═══ PROVIDED RECORDS

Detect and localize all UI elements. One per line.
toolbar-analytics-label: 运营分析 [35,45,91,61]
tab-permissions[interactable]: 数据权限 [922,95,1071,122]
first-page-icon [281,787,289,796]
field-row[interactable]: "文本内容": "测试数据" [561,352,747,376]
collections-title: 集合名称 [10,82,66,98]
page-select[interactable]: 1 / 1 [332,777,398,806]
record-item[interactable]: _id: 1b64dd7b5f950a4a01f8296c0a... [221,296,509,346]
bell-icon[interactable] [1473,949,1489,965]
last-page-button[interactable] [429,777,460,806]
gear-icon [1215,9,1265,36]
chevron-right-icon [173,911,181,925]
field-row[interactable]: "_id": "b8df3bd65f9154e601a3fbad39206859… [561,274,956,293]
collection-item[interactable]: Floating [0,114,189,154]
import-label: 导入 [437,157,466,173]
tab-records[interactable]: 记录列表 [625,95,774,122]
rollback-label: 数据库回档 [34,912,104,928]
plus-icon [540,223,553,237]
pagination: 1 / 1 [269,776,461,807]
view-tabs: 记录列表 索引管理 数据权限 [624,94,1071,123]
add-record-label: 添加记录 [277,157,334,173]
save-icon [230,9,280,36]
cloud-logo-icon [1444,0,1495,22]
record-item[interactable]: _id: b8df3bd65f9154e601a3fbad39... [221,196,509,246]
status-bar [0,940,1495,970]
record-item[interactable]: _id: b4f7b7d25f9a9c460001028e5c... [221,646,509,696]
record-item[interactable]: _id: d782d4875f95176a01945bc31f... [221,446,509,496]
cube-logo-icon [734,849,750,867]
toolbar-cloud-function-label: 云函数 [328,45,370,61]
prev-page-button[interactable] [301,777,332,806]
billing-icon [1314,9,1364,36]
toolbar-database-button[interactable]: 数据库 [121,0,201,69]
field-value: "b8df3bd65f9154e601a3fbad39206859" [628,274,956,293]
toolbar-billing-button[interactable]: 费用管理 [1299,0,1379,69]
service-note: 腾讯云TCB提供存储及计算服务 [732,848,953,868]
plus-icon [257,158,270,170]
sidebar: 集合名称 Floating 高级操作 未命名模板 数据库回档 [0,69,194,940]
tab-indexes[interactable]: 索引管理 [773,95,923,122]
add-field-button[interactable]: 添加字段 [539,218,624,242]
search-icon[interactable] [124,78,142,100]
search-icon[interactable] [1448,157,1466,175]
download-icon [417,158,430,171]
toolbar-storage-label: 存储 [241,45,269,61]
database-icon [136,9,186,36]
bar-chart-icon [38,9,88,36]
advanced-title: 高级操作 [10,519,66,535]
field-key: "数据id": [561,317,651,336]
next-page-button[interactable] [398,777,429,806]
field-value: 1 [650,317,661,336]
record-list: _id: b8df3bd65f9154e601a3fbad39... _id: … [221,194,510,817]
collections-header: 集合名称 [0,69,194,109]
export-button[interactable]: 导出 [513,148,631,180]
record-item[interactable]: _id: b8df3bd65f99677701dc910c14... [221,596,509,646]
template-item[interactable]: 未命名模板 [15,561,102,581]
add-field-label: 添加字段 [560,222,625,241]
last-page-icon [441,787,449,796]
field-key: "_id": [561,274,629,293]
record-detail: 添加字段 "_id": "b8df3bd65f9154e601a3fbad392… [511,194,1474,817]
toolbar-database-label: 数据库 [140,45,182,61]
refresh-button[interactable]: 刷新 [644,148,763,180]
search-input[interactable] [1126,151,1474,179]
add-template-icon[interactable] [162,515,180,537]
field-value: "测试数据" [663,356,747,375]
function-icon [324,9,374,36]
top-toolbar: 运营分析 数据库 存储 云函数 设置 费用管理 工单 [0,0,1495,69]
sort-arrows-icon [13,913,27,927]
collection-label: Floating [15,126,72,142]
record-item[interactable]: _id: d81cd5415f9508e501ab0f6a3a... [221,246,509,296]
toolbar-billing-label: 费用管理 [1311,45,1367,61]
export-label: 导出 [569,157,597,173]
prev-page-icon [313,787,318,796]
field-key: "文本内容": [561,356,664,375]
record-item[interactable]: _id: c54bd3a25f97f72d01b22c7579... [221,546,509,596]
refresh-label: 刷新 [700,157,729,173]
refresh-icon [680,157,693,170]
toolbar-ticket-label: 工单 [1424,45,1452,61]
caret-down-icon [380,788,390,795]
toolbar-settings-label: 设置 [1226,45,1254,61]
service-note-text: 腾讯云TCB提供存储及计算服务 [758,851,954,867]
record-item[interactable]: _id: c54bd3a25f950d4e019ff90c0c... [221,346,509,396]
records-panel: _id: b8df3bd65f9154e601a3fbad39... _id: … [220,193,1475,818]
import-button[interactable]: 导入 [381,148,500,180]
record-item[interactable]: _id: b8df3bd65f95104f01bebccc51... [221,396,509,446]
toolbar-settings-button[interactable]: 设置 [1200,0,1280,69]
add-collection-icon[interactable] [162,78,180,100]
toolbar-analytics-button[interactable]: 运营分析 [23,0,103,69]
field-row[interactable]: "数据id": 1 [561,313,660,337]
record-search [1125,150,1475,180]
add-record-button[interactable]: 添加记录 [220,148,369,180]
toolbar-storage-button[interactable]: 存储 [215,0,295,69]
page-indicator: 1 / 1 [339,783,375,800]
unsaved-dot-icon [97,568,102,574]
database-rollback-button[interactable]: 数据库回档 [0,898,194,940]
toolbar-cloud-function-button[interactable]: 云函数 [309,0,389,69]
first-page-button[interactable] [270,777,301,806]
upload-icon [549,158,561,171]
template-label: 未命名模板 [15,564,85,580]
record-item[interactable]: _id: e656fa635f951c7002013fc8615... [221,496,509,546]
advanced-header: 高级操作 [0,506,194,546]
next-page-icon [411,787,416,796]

══════

YOUR OBJECTIVE:
Please print all of the lines above unchanged, keeping their original order.

FULL RESPONSE:
Detect and localize all UI elements. One per line.
toolbar-analytics-label: 运营分析 [35,45,91,61]
tab-permissions[interactable]: 数据权限 [922,95,1071,122]
first-page-icon [281,787,289,796]
field-row[interactable]: "文本内容": "测试数据" [561,352,747,376]
collections-title: 集合名称 [10,82,66,98]
page-select[interactable]: 1 / 1 [332,777,398,806]
record-item[interactable]: _id: 1b64dd7b5f950a4a01f8296c0a... [221,296,509,346]
bell-icon[interactable] [1473,949,1489,965]
last-page-button[interactable] [429,777,460,806]
gear-icon [1215,9,1265,36]
chevron-right-icon [173,911,181,925]
field-row[interactable]: "_id": "b8df3bd65f9154e601a3fbad39206859… [561,274,956,293]
collection-item[interactable]: Floating [0,114,189,154]
import-label: 导入 [437,157,466,173]
tab-records[interactable]: 记录列表 [625,95,774,122]
rollback-label: 数据库回档 [34,912,104,928]
plus-icon [540,223,553,237]
pagination: 1 / 1 [269,776,461,807]
view-tabs: 记录列表 索引管理 数据权限 [624,94,1071,123]
add-record-label: 添加记录 [277,157,334,173]
save-icon [230,9,280,36]
cloud-logo-icon [1444,0,1495,22]
record-item[interactable]: _id: b8df3bd65f9154e601a3fbad39... [221,196,509,246]
status-bar [0,940,1495,970]
record-item[interactable]: _id: b4f7b7d25f9a9c460001028e5c... [221,646,509,696]
record-item[interactable]: _id: d782d4875f95176a01945bc31f... [221,446,509,496]
cube-logo-icon [734,849,750,867]
toolbar-cloud-function-label: 云函数 [328,45,370,61]
prev-page-button[interactable] [301,777,332,806]
billing-icon [1314,9,1364,36]
toolbar-database-button[interactable]: 数据库 [121,0,201,69]
field-value: "b8df3bd65f9154e601a3fbad39206859" [628,274,956,293]
toolbar-billing-button[interactable]: 费用管理 [1299,0,1379,69]
service-note: 腾讯云TCB提供存储及计算服务 [732,848,953,868]
plus-icon [257,158,270,170]
sidebar: 集合名称 Floating 高级操作 未命名模板 数据库回档 [0,69,194,940]
tab-indexes[interactable]: 索引管理 [773,95,923,122]
add-field-button[interactable]: 添加字段 [539,218,624,242]
search-icon[interactable] [124,78,142,100]
search-icon[interactable] [1448,157,1466,175]
download-icon [417,158,430,171]
toolbar-storage-label: 存储 [241,45,269,61]
database-icon [136,9,186,36]
bar-chart-icon [38,9,88,36]
advanced-title: 高级操作 [10,519,66,535]
field-key: "数据id": [561,317,651,336]
next-page-button[interactable] [398,777,429,806]
field-value: 1 [650,317,661,336]
record-list: _id: b8df3bd65f9154e601a3fbad39... _id: … [221,194,510,817]
collections-header: 集合名称 [0,69,194,109]
export-button[interactable]: 导出 [513,148,631,180]
record-item[interactable]: _id: b8df3bd65f99677701dc910c14... [221,596,509,646]
template-item[interactable]: 未命名模板 [15,561,102,581]
add-field-label: 添加字段 [560,222,625,241]
last-page-icon [441,787,449,796]
field-key: "_id": [561,274,629,293]
record-detail: 添加字段 "_id": "b8df3bd65f9154e601a3fbad392… [511,194,1474,817]
toolbar-database-label: 数据库 [140,45,182,61]
refresh-button[interactable]: 刷新 [644,148,763,180]
search-input[interactable] [1126,151,1474,179]
add-template-icon[interactable] [162,515,180,537]
field-value: "测试数据" [663,356,747,375]
function-icon [324,9,374,36]
top-toolbar: 运营分析 数据库 存储 云函数 设置 费用管理 工单 [0,0,1495,69]
sort-arrows-icon [13,913,27,927]
collection-label: Floating [15,126,72,142]
record-item[interactable]: _id: d81cd5415f9508e501ab0f6a3a... [221,246,509,296]
toolbar-billing-label: 费用管理 [1311,45,1367,61]
export-label: 导出 [569,157,597,173]
prev-page-icon [313,787,318,796]
field-key: "文本内容": [561,356,664,375]
record-item[interactable]: _id: c54bd3a25f97f72d01b22c7579... [221,546,509,596]
refresh-label: 刷新 [700,157,729,173]
refresh-icon [680,157,693,170]
toolbar-ticket-label: 工单 [1424,45,1452,61]
caret-down-icon [380,788,390,795]
toolbar-settings-label: 设置 [1226,45,1254,61]
service-note-text: 腾讯云TCB提供存储及计算服务 [758,851,954,867]
record-item[interactable]: _id: c54bd3a25f950d4e019ff90c0c... [221,346,509,396]
records-panel: _id: b8df3bd65f9154e601a3fbad39... _id: … [220,193,1475,818]
import-button[interactable]: 导入 [381,148,500,180]
record-item[interactable]: _id: b8df3bd65f95104f01bebccc51... [221,396,509,446]
toolbar-settings-button[interactable]: 设置 [1200,0,1280,69]
add-collection-icon[interactable] [162,78,180,100]
toolbar-analytics-button[interactable]: 运营分析 [23,0,103,69]
field-row[interactable]: "数据id": 1 [561,313,660,337]
record-search [1125,150,1475,180]
add-record-button[interactable]: 添加记录 [220,148,369,180]
toolbar-storage-button[interactable]: 存储 [215,0,295,69]
page-indicator: 1 / 1 [339,783,375,800]
unsaved-dot-icon [97,568,102,574]
database-rollback-button[interactable]: 数据库回档 [0,898,194,940]
toolbar-cloud-function-button[interactable]: 云函数 [309,0,389,69]
first-page-button[interactable] [270,777,301,806]
upload-icon [549,158,561,171]
template-label: 未命名模板 [15,564,85,580]
record-item[interactable]: _id: e656fa635f951c7002013fc8615... [221,496,509,546]
advanced-header: 高级操作 [0,506,194,546]
next-page-icon [411,787,416,796]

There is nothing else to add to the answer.